TASK GOAL -
Search the data for "Merged" and copy every matching line.

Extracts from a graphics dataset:
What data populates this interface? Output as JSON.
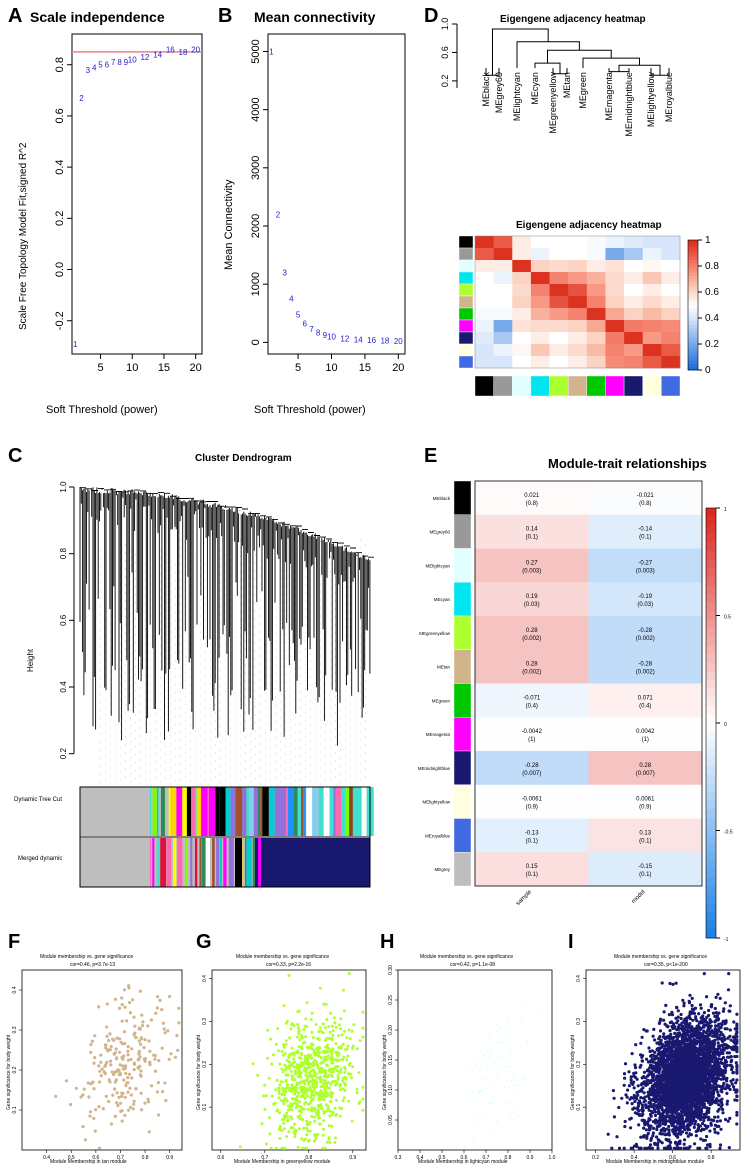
{
  "panels": {
    "A": {
      "label": "A",
      "title": "Scale independence",
      "xlabel": "Soft Threshold (power)",
      "ylabel": "Scale Free Topology Model Fit,signed R^2"
    },
    "B": {
      "label": "B",
      "title": "Mean connectivity",
      "xlabel": "Soft Threshold (power)",
      "ylabel": "Mean Connectivity"
    },
    "C": {
      "label": "C",
      "title": "Cluster Dendrogram",
      "ylabel": "Height",
      "row1": "Dynamic Tree Cut",
      "row2": "Merged dynamic"
    },
    "D": {
      "label": "D",
      "title_dendro": "Eigengene adjacency heatmap",
      "title_heat": "Eigengene adjacency heatmap"
    },
    "E": {
      "label": "E",
      "title": "Module-trait relationships"
    },
    "F": {
      "label": "F",
      "title": "Module membership vs. gene significance",
      "subtitle": "cor=0.46, p=3.7e-13",
      "xlabel": "Module Membership in tan module",
      "ylabel": "Gene significance for body weight"
    },
    "G": {
      "label": "G",
      "title": "Module membership vs. gene significance",
      "subtitle": "cor=0.33, p=2.2e-16",
      "xlabel": "Module Membership in greenyellow module",
      "ylabel": "Gene significance for body weight"
    },
    "H": {
      "label": "H",
      "title": "Module membership vs. gene significance",
      "subtitle": "cor=0.42, p=1.1e-08",
      "xlabel": "Module Membership in lightcyan module",
      "ylabel": "Gene significance for body weight"
    },
    "I": {
      "label": "I",
      "title": "Module membership vs. gene significance",
      "subtitle": "cor=0.35, p<1e-200",
      "xlabel": "Module Membership in midnightblue module",
      "ylabel": "Gene significance for body weight"
    }
  },
  "chart_data": [
    {
      "id": "A",
      "type": "scatter",
      "title": "Scale independence",
      "xlabel": "Soft Threshold (power)",
      "ylabel": "Scale Free Topology Model Fit,signed R^2",
      "x": [
        1,
        2,
        3,
        4,
        5,
        6,
        7,
        8,
        9,
        10,
        12,
        14,
        16,
        18,
        20
      ],
      "y": [
        -0.29,
        0.67,
        0.78,
        0.79,
        0.8,
        0.8,
        0.81,
        0.81,
        0.81,
        0.82,
        0.83,
        0.84,
        0.86,
        0.85,
        0.86
      ],
      "point_labels": [
        "1",
        "2",
        "3",
        "4",
        "5",
        "6",
        "7",
        "8",
        "9",
        "10",
        "12",
        "14",
        "16",
        "18",
        "20"
      ],
      "hline": 0.85,
      "xticks": [
        5,
        10,
        15,
        20
      ],
      "yticks": [
        -0.2,
        0.0,
        0.2,
        0.4,
        0.6,
        0.8
      ],
      "xlim": [
        0.5,
        21
      ],
      "ylim": [
        -0.33,
        0.92
      ]
    },
    {
      "id": "B",
      "type": "scatter",
      "title": "Mean connectivity",
      "xlabel": "Soft Threshold (power)",
      "ylabel": "Mean Connectivity",
      "x": [
        1,
        2,
        3,
        4,
        5,
        6,
        7,
        8,
        9,
        10,
        12,
        14,
        16,
        18,
        20
      ],
      "y": [
        5000,
        2200,
        1200,
        750,
        480,
        320,
        230,
        170,
        130,
        100,
        70,
        50,
        38,
        30,
        25
      ],
      "point_labels": [
        "1",
        "2",
        "3",
        "4",
        "5",
        "6",
        "7",
        "8",
        "9",
        "10",
        "12",
        "14",
        "16",
        "18",
        "20"
      ],
      "xticks": [
        5,
        10,
        15,
        20
      ],
      "yticks": [
        0,
        1000,
        2000,
        3000,
        4000,
        5000
      ],
      "xlim": [
        0.5,
        21
      ],
      "ylim": [
        -200,
        5300
      ]
    },
    {
      "id": "D_dendro",
      "type": "dendrogram",
      "title": "Eigengene adjacency heatmap",
      "leaves": [
        "MEblack",
        "MEgrey60",
        "MElightcyan",
        "MEcyan",
        "MEgreenyellow",
        "MEtan",
        "MEgreen",
        "MEmagenta",
        "MEmidnightblue",
        "MElightyellow",
        "MEroyalblue"
      ],
      "yticks": [
        "0.2",
        "0.6",
        "1.0"
      ]
    },
    {
      "id": "D_heat",
      "type": "heatmap",
      "title": "Eigengene adjacency heatmap",
      "colors": [
        "#000000",
        "#999999",
        "#e0ffff",
        "#00e5ee",
        "#adff2f",
        "#d2b48c",
        "#00c800",
        "#ff00ff",
        "#191970",
        "#ffffe0",
        "#4169e1"
      ],
      "matrix": [
        [
          1.0,
          0.9,
          0.55,
          0.5,
          0.5,
          0.5,
          0.48,
          0.45,
          0.42,
          0.4,
          0.4
        ],
        [
          0.9,
          1.0,
          0.55,
          0.45,
          0.5,
          0.5,
          0.48,
          0.2,
          0.3,
          0.45,
          0.4
        ],
        [
          0.55,
          0.55,
          1.0,
          0.62,
          0.6,
          0.62,
          0.55,
          0.58,
          0.5,
          0.52,
          0.5
        ],
        [
          0.5,
          0.45,
          0.62,
          1.0,
          0.8,
          0.75,
          0.7,
          0.6,
          0.55,
          0.65,
          0.55
        ],
        [
          0.5,
          0.5,
          0.6,
          0.8,
          1.0,
          0.92,
          0.75,
          0.6,
          0.5,
          0.55,
          0.5
        ],
        [
          0.5,
          0.5,
          0.62,
          0.75,
          0.92,
          1.0,
          0.8,
          0.62,
          0.55,
          0.6,
          0.55
        ],
        [
          0.48,
          0.48,
          0.55,
          0.7,
          0.75,
          0.8,
          1.0,
          0.72,
          0.62,
          0.68,
          0.62
        ],
        [
          0.45,
          0.2,
          0.58,
          0.6,
          0.6,
          0.62,
          0.72,
          1.0,
          0.82,
          0.8,
          0.78
        ],
        [
          0.42,
          0.3,
          0.5,
          0.55,
          0.5,
          0.55,
          0.62,
          0.82,
          1.0,
          0.75,
          0.8
        ],
        [
          0.4,
          0.45,
          0.52,
          0.65,
          0.55,
          0.6,
          0.68,
          0.8,
          0.75,
          1.0,
          0.9
        ],
        [
          0.4,
          0.4,
          0.5,
          0.55,
          0.5,
          0.55,
          0.62,
          0.78,
          0.8,
          0.9,
          1.0
        ]
      ],
      "colorbar_ticks": [
        "0",
        "0.2",
        "0.4",
        "0.6",
        "0.8",
        "1"
      ]
    },
    {
      "id": "C",
      "type": "dendrogram",
      "title": "Cluster Dendrogram",
      "ylabel": "Height",
      "yticks": [
        "0.2",
        "0.4",
        "0.6",
        "0.8",
        "1.0"
      ],
      "rows": [
        "Dynamic Tree Cut",
        "Merged dynamic"
      ]
    },
    {
      "id": "E",
      "type": "heatmap",
      "title": "Module-trait relationships",
      "rows": [
        "MEblack",
        "MEgrey60",
        "MElightcyan",
        "MEcyan",
        "MEgreenyellow",
        "MEtan",
        "MEgreen",
        "MEmagenta",
        "MEmidnightblue",
        "MElightyellow",
        "MEroyalblue",
        "MEgrey"
      ],
      "row_colors": [
        "#000000",
        "#999999",
        "#e0ffff",
        "#00e5ee",
        "#adff2f",
        "#d2b48c",
        "#00c800",
        "#ff00ff",
        "#191970",
        "#ffffe0",
        "#4169e1",
        "#bebebe"
      ],
      "columns": [
        "sample",
        "model"
      ],
      "values": [
        [
          0.021,
          -0.021
        ],
        [
          0.14,
          -0.14
        ],
        [
          0.27,
          -0.27
        ],
        [
          0.19,
          -0.19
        ],
        [
          0.28,
          -0.28
        ],
        [
          0.28,
          -0.28
        ],
        [
          -0.071,
          0.071
        ],
        [
          -0.0042,
          0.0042
        ],
        [
          -0.28,
          0.28
        ],
        [
          -0.0061,
          0.0061
        ],
        [
          -0.13,
          0.13
        ],
        [
          0.15,
          -0.15
        ]
      ],
      "pvalues": [
        [
          "(0.8)",
          "(0.8)"
        ],
        [
          "(0.1)",
          "(0.1)"
        ],
        [
          "(0.003)",
          "(0.003)"
        ],
        [
          "(0.03)",
          "(0.03)"
        ],
        [
          "(0.002)",
          "(0.002)"
        ],
        [
          "(0.002)",
          "(0.002)"
        ],
        [
          "(0.4)",
          "(0.4)"
        ],
        [
          "(1)",
          "(1)"
        ],
        [
          "(0.007)",
          "(0.007)"
        ],
        [
          "(0.9)",
          "(0.9)"
        ],
        [
          "(0.1)",
          "(0.1)"
        ],
        [
          "(0.1)",
          "(0.1)"
        ]
      ],
      "colorbar_ticks": [
        "1",
        "0.5",
        "0",
        "-0.5",
        "-1"
      ]
    },
    {
      "id": "F",
      "type": "scatter",
      "color": "#d2b48c",
      "n": 230,
      "xlim": [
        0.3,
        0.95
      ],
      "ylim": [
        0,
        0.45
      ],
      "cor": 0.46,
      "xticks": [
        "0.4",
        "0.5",
        "0.6",
        "0.7",
        "0.8",
        "0.9"
      ],
      "yticks": [
        "0.1",
        "0.2",
        "0.3",
        "0.4"
      ]
    },
    {
      "id": "G",
      "type": "scatter",
      "color": "#adff2f",
      "n": 750,
      "xlim": [
        0.58,
        0.93
      ],
      "ylim": [
        0,
        0.42
      ],
      "cor": 0.33,
      "xticks": [
        "0.6",
        "0.7",
        "0.8",
        "0.9"
      ],
      "yticks": [
        "0.1",
        "0.2",
        "0.3",
        "0.4"
      ]
    },
    {
      "id": "H",
      "type": "scatter",
      "color": "#e0ffff",
      "n": 120,
      "xlim": [
        0.3,
        1.0
      ],
      "ylim": [
        0,
        0.3
      ],
      "cor": 0.42,
      "xticks": [
        "0.3",
        "0.4",
        "0.5",
        "0.6",
        "0.7",
        "0.8",
        "0.9",
        "1.0"
      ],
      "yticks": [
        "0.05",
        "0.10",
        "0.15",
        "0.20",
        "0.25",
        "0.30"
      ]
    },
    {
      "id": "I",
      "type": "scatter",
      "color": "#191970",
      "n": 3500,
      "xlim": [
        0.15,
        0.95
      ],
      "ylim": [
        0,
        0.42
      ],
      "cor": 0.35,
      "xticks": [
        "0.2",
        "0.4",
        "0.6",
        "0.8"
      ],
      "yticks": [
        "0.1",
        "0.2",
        "0.3",
        "0.4"
      ]
    }
  ]
}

OUTPUT OF THE TASK -
      "row2": "Merged dynamic"
        "Merged dynamic"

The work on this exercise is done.